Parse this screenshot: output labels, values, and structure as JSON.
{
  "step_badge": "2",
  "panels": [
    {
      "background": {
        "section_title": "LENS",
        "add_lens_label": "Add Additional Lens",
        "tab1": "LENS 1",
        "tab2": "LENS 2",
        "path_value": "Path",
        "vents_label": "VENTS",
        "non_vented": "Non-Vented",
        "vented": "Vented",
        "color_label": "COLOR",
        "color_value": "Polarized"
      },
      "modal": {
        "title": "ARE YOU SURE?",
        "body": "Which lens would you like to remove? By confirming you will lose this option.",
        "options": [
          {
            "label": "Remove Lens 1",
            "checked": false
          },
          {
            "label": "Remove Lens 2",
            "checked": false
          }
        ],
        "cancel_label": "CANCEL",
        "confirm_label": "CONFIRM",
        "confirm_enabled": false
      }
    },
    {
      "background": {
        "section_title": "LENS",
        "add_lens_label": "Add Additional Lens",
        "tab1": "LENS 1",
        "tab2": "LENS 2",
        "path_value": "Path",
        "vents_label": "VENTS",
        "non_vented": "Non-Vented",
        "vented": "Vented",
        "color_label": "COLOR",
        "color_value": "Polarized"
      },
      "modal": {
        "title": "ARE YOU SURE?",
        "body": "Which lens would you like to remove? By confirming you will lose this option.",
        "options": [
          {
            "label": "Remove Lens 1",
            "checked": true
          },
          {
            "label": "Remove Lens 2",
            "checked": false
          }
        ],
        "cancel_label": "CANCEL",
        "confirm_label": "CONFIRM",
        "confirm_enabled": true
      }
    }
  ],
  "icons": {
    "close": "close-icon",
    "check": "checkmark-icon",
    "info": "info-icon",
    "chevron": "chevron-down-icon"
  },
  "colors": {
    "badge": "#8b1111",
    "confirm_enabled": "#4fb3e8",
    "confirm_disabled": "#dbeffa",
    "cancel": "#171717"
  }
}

---

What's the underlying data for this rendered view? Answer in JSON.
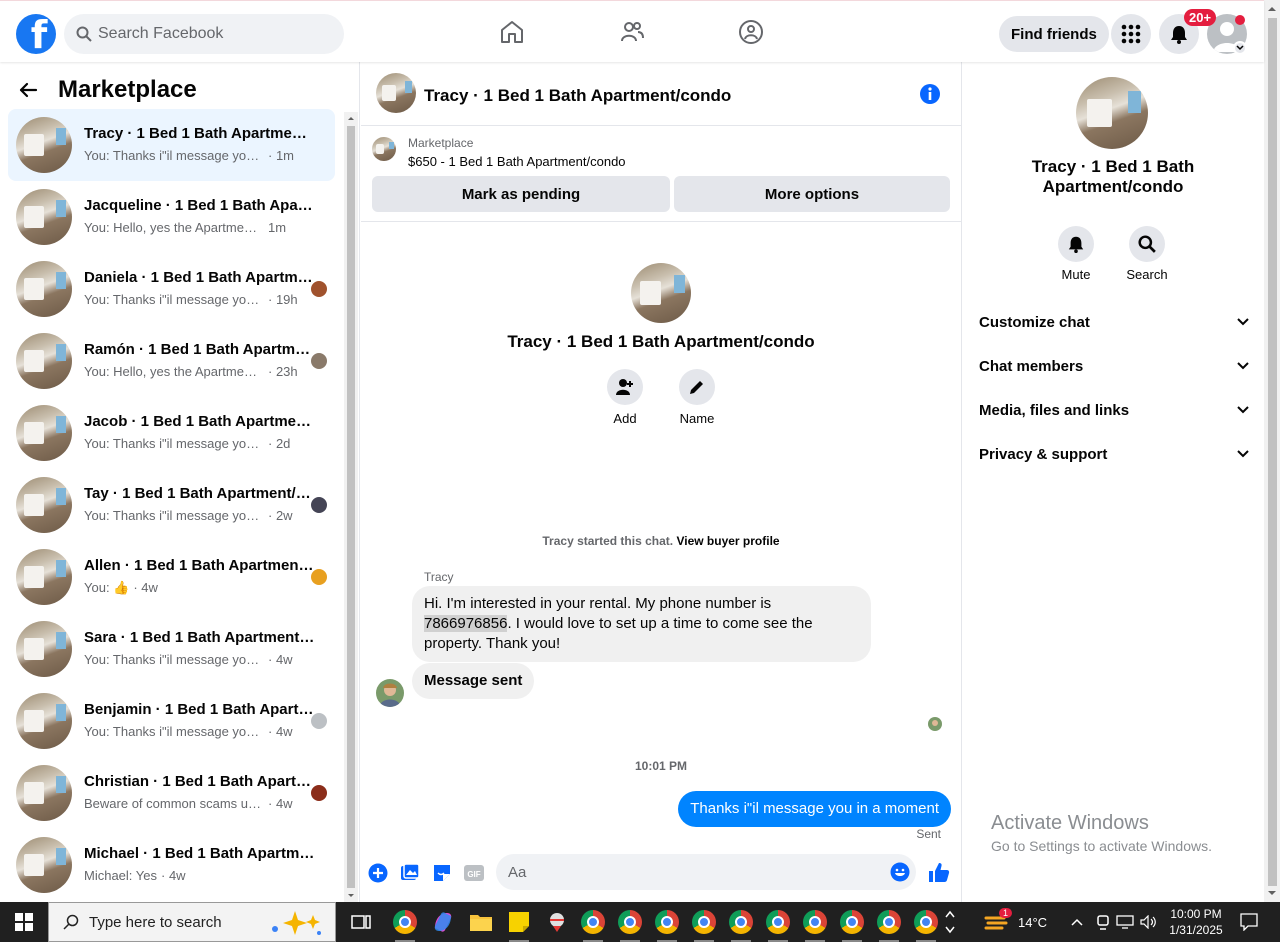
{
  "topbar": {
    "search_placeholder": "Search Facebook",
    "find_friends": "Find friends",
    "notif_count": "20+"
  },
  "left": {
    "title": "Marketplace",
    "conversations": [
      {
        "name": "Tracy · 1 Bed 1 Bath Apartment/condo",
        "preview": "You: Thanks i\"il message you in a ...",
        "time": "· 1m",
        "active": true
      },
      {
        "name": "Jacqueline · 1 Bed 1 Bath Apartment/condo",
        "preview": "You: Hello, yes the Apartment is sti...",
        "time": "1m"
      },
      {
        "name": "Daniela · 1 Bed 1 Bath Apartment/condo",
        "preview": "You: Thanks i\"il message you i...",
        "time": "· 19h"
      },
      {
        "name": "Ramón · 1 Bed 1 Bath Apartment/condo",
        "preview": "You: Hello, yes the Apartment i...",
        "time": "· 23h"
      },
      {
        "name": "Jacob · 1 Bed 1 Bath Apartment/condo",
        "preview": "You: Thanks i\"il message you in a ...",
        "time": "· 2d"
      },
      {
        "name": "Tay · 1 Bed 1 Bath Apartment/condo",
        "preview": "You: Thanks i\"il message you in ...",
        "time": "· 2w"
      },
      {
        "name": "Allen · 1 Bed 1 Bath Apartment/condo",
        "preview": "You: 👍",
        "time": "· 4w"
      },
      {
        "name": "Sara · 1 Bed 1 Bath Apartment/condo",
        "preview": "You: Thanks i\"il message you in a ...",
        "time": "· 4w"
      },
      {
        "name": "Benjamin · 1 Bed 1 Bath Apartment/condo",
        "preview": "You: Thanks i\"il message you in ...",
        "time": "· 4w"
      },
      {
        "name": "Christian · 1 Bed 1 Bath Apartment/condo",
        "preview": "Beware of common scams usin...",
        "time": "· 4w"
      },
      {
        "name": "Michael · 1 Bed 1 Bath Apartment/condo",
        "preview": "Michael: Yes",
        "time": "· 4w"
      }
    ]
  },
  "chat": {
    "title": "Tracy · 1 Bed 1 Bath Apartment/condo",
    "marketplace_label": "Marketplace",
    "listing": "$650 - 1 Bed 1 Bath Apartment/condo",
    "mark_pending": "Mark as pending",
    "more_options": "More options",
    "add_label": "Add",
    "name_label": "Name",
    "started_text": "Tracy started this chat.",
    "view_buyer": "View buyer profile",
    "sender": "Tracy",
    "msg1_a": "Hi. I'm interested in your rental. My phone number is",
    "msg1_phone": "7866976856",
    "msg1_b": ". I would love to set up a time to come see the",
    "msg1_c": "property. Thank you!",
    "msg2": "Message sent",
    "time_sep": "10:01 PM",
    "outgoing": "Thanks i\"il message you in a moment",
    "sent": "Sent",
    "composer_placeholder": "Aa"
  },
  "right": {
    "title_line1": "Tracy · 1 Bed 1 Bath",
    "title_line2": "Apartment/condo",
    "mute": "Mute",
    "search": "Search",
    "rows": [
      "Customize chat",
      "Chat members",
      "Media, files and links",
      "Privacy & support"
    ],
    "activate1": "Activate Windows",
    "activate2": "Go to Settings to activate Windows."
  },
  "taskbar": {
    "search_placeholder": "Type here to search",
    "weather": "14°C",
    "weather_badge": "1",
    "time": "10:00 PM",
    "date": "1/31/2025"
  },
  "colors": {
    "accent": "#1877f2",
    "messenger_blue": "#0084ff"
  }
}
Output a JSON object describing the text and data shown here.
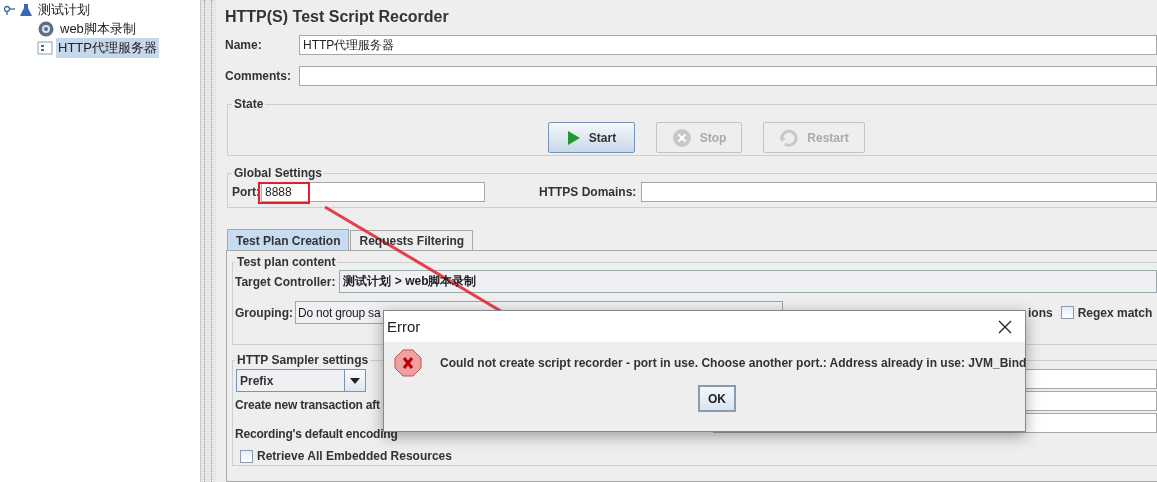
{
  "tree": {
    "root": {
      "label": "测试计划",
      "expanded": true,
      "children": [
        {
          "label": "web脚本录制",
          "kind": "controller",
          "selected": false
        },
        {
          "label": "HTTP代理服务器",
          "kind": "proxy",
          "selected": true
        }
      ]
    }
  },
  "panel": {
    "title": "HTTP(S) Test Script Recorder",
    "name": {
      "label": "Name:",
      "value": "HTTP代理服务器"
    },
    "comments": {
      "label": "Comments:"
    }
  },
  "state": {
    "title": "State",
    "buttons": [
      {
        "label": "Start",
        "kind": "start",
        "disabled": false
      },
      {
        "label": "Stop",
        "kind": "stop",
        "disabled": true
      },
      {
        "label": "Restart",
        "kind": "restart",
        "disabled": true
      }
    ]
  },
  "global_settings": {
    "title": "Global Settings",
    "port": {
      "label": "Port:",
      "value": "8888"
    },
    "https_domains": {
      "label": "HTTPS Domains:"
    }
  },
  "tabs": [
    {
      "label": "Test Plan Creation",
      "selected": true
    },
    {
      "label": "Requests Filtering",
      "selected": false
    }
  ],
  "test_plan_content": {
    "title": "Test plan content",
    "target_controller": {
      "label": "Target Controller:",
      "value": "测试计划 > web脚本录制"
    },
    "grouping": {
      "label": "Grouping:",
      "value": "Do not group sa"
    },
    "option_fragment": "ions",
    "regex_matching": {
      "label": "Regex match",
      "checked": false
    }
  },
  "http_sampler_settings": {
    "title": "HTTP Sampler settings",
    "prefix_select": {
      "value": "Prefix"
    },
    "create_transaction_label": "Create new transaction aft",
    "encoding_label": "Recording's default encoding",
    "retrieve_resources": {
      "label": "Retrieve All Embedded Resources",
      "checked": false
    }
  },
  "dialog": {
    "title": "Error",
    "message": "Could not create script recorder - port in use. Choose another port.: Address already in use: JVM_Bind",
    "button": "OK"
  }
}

> Request
Search the records above for the string "here". Copy every line that contains it.

> Solution
    "search_placeholder": "Type here to search",
Output a JSON object describing the text and data shown here.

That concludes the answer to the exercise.